[Extracted records]

◆ ◆ ◆

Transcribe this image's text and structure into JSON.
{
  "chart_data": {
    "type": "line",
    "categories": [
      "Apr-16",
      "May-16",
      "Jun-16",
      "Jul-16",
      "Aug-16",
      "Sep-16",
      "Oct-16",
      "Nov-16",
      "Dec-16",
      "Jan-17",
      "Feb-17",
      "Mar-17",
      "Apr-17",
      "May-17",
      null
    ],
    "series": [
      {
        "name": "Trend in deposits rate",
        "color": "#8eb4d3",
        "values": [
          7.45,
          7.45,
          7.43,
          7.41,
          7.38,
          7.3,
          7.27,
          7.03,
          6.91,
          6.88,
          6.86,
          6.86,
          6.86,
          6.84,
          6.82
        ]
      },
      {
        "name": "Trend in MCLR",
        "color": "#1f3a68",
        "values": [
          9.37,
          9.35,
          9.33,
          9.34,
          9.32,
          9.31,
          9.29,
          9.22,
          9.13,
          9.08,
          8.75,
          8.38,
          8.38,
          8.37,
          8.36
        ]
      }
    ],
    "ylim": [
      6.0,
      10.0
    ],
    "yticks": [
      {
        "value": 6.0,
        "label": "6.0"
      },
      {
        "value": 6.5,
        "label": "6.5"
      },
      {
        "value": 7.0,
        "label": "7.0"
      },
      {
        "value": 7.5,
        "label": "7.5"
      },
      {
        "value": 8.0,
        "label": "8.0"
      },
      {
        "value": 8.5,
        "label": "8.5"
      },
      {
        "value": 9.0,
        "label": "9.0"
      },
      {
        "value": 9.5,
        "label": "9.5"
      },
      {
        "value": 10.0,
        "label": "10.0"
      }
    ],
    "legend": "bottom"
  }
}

◆ ◆ ◆

### PROBLEM STATEMENT
Copy each entry exactly, with nothing added or dropped.

### OUTPUT OF THE TASK
Transcribe this image's text and structure into JSON.
{
  "chart_data": {
    "type": "line",
    "categories": [
      "Apr-16",
      "May-16",
      "Jun-16",
      "Jul-16",
      "Aug-16",
      "Sep-16",
      "Oct-16",
      "Nov-16",
      "Dec-16",
      "Jan-17",
      "Feb-17",
      "Mar-17",
      "Apr-17",
      "May-17",
      null
    ],
    "series": [
      {
        "name": "Trend in deposits rate",
        "color": "#8eb4d3",
        "values": [
          7.45,
          7.45,
          7.43,
          7.41,
          7.38,
          7.3,
          7.27,
          7.03,
          6.91,
          6.88,
          6.86,
          6.86,
          6.86,
          6.84,
          6.82
        ]
      },
      {
        "name": "Trend in MCLR",
        "color": "#1f3a68",
        "values": [
          9.37,
          9.35,
          9.33,
          9.34,
          9.32,
          9.31,
          9.29,
          9.22,
          9.13,
          9.08,
          8.75,
          8.38,
          8.38,
          8.37,
          8.36
        ]
      }
    ],
    "ylim": [
      6.0,
      10.0
    ],
    "yticks": [
      {
        "value": 6.0,
        "label": "6.0"
      },
      {
        "value": 6.5,
        "label": "6.5"
      },
      {
        "value": 7.0,
        "label": "7.0"
      },
      {
        "value": 7.5,
        "label": "7.5"
      },
      {
        "value": 8.0,
        "label": "8.0"
      },
      {
        "value": 8.5,
        "label": "8.5"
      },
      {
        "value": 9.0,
        "label": "9.0"
      },
      {
        "value": 9.5,
        "label": "9.5"
      },
      {
        "value": 10.0,
        "label": "10.0"
      }
    ],
    "legend": "bottom"
  }
}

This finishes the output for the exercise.